- [TASKS]
- 1) Decide whether each statement agrees with the text on imaging defects in neodymium glass, answering yes or no and quoting the text's deciding words: (a) The lateral and axial scans used the same step size of 50 nm. (b) The surface of the glass sample was located with dark-field detection. (c) Conventional DFCM clearly separated the two adjacent defects.
- 2) Write what comes next in the text on imaging defects in neodymium glass, picking up right after its final sentence.

Fig. 8. 2D dark-field images of the gold nanorods recorded by (a) RP- and (b) conventional DFCM. (c) Magnified view of the region numbered as ① and ③. (d) 1D sectioning along the dashed lines in (c). (e) The peaks corresponding to the single nanorod marked as ② and ④.(f) Representative SEM image of GNRs.

Download Full Size | PDF

4.3 Imaging of the defects of neodymium glass

DFCM was first designed to detect defects in high-power optical components. Thus, we chose a neodymium glass with surface and subsurface defects to verify the 3D dark-field imaging ability of the proposed scheme. Figure 9 shows the measurement results obtained using both the conventional DFCM and RP-DFCM. The lateral and axial scanning ranges were 10 µm and 5 µm, respectively, with the same step of 50 nm. The three-dimensional morphology of the defects is illustrated in Fig. 9(a), and one of the axial sections recorded by RP-DFCM is shown in Fig. 9(b). Note that the surface of the neodymium glass sample was located via bright-field confocal detection with a depth of z = 0 µm, which is not shown in Fig. 9. The RP beam illumination introduced to DFCM leads to a slightly extended depth of focus, which has been observed through the pre-measured axial envelope obtained by the two dark-field imaging schemes. The comparison is given in Fig. 9(c), which illustrates a linewidth of 1.75 µm in the axial direction for RP-DFCM and 1.45 µm for conventional DFCM. Thus, the decrease in axial resolution caused by the RP beam is not significant in the experiments and has little impact on the axial tomography capability of the DFCM system. The lateral tomograms acquired by RP- and conventional DFCM at a depth of 1 µm are shown in Fig. 9(d, e), respectively. The tomograms of the defects contained within the white dashed box at four distinct axial positions (z = 0, 0.5, 1 µm and 1.5 µm) are investigated in detail in Fig. 9(f). These defects can be divided into three parts with slightly distinct depths. With the axial position of the focal spot scanning from 0 µm to 1.5 µm, the intensity distribution evolves with a detectable scale, which verifies the axial sectioning ability of RP-DFCM. The resolution enhancement is further confirmed by comparing the intensity distribution sectioned along the dashed line in Fig. 9(d, c), as shown in Fig. 9(g). The adjacent defects can be distinguished by the RP-DFCM, and the distance between the two peaks representing the positions of the two defects is approximately 250 nm. However, the two defects are blurred and can hardly be distinguished by conventional DFCM.

- [RECORD EXTRACTS]
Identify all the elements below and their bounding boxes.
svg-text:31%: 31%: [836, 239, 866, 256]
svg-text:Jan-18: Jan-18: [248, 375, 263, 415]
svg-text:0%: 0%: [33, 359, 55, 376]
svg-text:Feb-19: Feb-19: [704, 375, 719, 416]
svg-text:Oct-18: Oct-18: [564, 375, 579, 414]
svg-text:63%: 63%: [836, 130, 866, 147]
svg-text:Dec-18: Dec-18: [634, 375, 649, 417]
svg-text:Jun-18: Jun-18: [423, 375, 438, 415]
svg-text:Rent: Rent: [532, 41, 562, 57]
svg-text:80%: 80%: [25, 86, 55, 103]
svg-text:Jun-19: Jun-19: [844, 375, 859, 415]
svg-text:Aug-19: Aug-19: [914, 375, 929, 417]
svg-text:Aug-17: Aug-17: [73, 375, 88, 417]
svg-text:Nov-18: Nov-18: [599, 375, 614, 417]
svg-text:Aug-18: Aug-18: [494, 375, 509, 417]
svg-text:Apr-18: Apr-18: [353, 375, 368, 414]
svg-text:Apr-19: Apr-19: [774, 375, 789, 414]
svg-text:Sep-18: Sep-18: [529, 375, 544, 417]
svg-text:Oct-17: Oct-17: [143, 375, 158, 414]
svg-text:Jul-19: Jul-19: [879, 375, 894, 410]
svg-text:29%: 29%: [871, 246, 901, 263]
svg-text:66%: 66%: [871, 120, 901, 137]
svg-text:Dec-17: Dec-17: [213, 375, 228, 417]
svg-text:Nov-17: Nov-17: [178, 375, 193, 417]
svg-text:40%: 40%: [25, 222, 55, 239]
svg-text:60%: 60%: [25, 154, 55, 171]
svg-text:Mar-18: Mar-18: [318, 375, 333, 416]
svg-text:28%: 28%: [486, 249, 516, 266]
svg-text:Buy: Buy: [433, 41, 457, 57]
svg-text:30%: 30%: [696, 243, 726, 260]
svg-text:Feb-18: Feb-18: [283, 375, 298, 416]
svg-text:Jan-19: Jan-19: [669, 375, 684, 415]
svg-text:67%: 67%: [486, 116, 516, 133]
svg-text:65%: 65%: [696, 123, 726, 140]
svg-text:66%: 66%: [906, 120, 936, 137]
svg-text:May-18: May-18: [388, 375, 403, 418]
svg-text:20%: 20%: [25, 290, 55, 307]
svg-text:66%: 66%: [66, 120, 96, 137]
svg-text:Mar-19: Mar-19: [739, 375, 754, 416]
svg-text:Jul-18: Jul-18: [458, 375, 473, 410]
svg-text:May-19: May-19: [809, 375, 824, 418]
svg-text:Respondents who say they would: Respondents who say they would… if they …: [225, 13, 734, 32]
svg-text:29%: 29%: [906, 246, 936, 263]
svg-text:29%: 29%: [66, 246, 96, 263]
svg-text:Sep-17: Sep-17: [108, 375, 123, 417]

- [RESULTS FOR THE EXERCISE]
- 1)
(a) Yes: "The lateral and axial scanning ranges were 10 µm and 5 µm, respectively, with the same step of 50 nm."
(b) No: "the surface of the neodymium glass sample was located via bright-field confocal detection"
(c) No: "the two defects are blurred and can hardly be distinguished by conventional DFCM."

- 2)
Fig. 9. (a) 3D dark-field image of the neodymium glass containing surface and subsurface defects. (b) Axial section of the 3D measurements. (c) Axial envelope of RP- and conventional DFCM. (d) Tomography at depth of 1 µm recorded by RP-DFCM. (e) Tomography at depth of 1 µm recorded by conventional DFCM. (f) Detailed intensity distribution of the defects contained within the dashed boxes in (d) and (e) at distinct depths. (g) 1D intensity traces along the dashed line in (d) and (e).

Download Full Size | PDF

4.4 Reliability and robustness of imaging results

To investigate the reliability and accuracy of RP-DFCM, we used another silica glass sample with defects on the surface for the control experiment. A high-resolution atomic force microscopy (AFM, Dimension HPI, Bruker Optics) was applied to finely scan the surface morphology which in turn can reflect the distribution and topology of the defects. A field of view (FOV) of 30 µm ×15 µm is scanned and the image recorded by AFM is shown in Fig. 10(a). Then, we focused on the same region and conduct imaging by RP-DFCM. The 2D sectioning along the transverse direction is illustrated in Fig. 10(b) which corresponds to the depth of 0, representing the surface location. The scan step is 100 nm in both x and y direction and interpolation was performed at 20 nm intervals during the post-processing. Most of the defects inspected by AFM are detected by DFCM with a high degree of coincidence in relative position, verifying the reliability of RP-DFCM.

Fig. 10. (a) Defects on a silica glass recorded by atomic force microscopy (AFM). (b) RP-DFCM imaging of the defects in the same region. (c-f) Images recorded by RP-DFCM with the field of view marked by white box in (b) when the axis of input beam is away from the ideal direction by 0°, 10°, 20° and 30°. (g) Enlarged AFM view of defects marked by yellow box in (a). (h) Intensity trace sectioned along the dashed line in (g). (i) Enlarged image of defects marked by yellow box in (b) taken by RP-DFCM. (h) Intensity trace with different polarization mismatch.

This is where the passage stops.